**The problem:** Write out all of the data exactly as it appears.

**Records supplied:**
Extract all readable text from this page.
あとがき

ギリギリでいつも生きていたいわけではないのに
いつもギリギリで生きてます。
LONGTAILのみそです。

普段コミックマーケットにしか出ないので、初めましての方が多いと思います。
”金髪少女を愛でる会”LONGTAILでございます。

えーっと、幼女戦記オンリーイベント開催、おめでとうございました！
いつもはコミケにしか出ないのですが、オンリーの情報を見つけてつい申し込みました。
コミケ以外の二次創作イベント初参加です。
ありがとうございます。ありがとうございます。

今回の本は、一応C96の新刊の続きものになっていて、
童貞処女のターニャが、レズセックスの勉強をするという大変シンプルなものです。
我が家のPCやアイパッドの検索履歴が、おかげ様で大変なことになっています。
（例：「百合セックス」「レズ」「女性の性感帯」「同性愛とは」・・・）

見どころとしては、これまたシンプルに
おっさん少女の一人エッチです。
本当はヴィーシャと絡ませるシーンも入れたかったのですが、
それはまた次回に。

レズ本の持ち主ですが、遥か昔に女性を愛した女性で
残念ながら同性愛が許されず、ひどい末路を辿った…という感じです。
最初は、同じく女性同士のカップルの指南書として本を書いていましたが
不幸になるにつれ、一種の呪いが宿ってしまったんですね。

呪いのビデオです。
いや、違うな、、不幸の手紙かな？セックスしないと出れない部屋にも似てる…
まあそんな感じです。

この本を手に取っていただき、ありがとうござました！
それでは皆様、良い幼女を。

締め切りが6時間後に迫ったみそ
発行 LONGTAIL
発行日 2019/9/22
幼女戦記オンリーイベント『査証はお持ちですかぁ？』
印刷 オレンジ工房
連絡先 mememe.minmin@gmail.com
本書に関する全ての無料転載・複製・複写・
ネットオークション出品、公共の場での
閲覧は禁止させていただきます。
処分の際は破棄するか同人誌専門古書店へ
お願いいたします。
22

**In response:**
Extract all readable text from this page.
あとがき

ギリギリでいつも生きていたいわけではないのに
いつもギリギリで生きてます。
LONGTAILのみそです。

普段コミックマーケットにしか出ないので、初めましての方が多いと思います。
”金髪少女を愛でる会”LONGTAILでございます。

えーっと、幼女戦記オンリーイベント開催、おめでとうございました！
いつもはコミケにしか出ないのですが、オンリーの情報を見つけてつい申し込みました。
コミケ以外の二次創作イベント初参加です。
ありがとうございます。ありがとうございます。

今回の本は、一応C96の新刊の続きものになっていて、
童貞処女のターニャが、レズセックスの勉強をするという大変シンプルなものです。
我が家のPCやアイパッドの検索履歴が、おかげ様で大変なことになっています。
（例：「百合セックス」「レズ」「女性の性感帯」「同性愛とは」・・・）

見どころとしては、これまたシンプルに
おっさん少女の一人エッチです。
本当はヴィーシャと絡ませるシーンも入れたかったのですが、
それはまた次回に。

レズ本の持ち主ですが、遥か昔に女性を愛した女性で
残念ながら同性愛が許されず、ひどい末路を辿った…という感じです。
最初は、同じく女性同士のカップルの指南書として本を書いていましたが
不幸になるにつれ、一種の呪いが宿ってしまったんですね。

呪いのビデオです。
いや、違うな、、不幸の手紙かな？セックスしないと出れない部屋にも似てる…
まあそんな感じです。

この本を手に取っていただき、ありがとうござました！
それでは皆様、良い幼女を。

締め切りが6時間後に迫ったみそ
発行 LONGTAIL
発行日 2019/9/22
幼女戦記オンリーイベント『査証はお持ちですかぁ？』
印刷 オレンジ工房
連絡先 mememe.minmin@gmail.com
本書に関する全ての無料転載・複製・複写・
ネットオークション出品、公共の場での
閲覧は禁止させていただきます。
処分の際は破棄するか同人誌専門古書店へ
お願いいたします。
22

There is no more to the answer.